### PROVIDED ENTRIES
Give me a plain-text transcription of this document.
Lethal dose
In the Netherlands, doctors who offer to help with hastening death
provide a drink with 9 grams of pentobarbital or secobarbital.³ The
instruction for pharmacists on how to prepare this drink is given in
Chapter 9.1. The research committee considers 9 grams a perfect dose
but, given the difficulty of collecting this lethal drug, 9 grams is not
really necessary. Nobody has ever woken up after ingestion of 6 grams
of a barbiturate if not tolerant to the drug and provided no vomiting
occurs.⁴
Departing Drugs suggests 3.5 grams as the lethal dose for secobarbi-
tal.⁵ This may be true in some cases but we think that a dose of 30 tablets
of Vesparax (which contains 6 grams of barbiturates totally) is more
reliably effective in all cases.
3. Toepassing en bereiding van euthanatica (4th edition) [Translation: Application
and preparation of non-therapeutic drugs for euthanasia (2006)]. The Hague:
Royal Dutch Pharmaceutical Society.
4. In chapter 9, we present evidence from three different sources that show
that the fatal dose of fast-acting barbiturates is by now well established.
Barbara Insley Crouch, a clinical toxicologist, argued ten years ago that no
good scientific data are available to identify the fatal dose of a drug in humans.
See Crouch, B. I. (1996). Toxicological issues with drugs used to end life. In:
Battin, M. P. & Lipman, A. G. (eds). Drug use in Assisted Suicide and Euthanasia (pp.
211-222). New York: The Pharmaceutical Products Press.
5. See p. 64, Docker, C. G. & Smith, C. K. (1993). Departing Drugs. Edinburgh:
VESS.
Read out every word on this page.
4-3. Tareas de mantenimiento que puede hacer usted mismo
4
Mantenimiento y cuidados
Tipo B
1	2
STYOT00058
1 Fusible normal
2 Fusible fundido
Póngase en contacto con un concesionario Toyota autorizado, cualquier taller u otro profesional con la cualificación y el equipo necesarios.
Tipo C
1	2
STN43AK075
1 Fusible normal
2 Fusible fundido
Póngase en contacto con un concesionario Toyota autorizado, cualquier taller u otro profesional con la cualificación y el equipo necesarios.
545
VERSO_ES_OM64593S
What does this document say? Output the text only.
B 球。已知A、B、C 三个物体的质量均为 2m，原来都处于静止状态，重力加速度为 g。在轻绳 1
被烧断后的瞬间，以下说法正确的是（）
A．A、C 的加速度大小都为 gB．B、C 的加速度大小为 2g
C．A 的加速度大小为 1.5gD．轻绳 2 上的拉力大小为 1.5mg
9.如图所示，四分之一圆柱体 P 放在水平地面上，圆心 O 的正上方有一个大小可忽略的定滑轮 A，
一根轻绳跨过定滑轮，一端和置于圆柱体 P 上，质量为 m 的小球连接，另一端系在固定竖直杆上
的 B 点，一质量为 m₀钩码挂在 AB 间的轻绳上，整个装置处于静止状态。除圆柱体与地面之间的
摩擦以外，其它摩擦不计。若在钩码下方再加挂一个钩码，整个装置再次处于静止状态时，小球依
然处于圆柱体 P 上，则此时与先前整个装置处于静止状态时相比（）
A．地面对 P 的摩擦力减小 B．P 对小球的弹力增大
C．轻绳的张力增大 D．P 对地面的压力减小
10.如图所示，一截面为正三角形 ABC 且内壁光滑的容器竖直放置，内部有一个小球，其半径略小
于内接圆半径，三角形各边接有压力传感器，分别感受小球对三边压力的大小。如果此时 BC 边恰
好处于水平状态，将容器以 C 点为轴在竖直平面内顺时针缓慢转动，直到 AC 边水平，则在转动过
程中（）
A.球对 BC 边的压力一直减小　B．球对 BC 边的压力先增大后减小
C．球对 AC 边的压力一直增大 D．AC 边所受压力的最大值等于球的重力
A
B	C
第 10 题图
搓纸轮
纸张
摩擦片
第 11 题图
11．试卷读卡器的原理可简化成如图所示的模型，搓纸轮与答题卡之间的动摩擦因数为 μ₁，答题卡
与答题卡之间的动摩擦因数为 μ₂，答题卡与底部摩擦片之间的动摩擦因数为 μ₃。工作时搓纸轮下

### TASK REQUIREMENTS
Check each line of the records above for the word "drink", then give the number of lines that have it, with no other words.

### RESULT OF THIS EXERCISE
2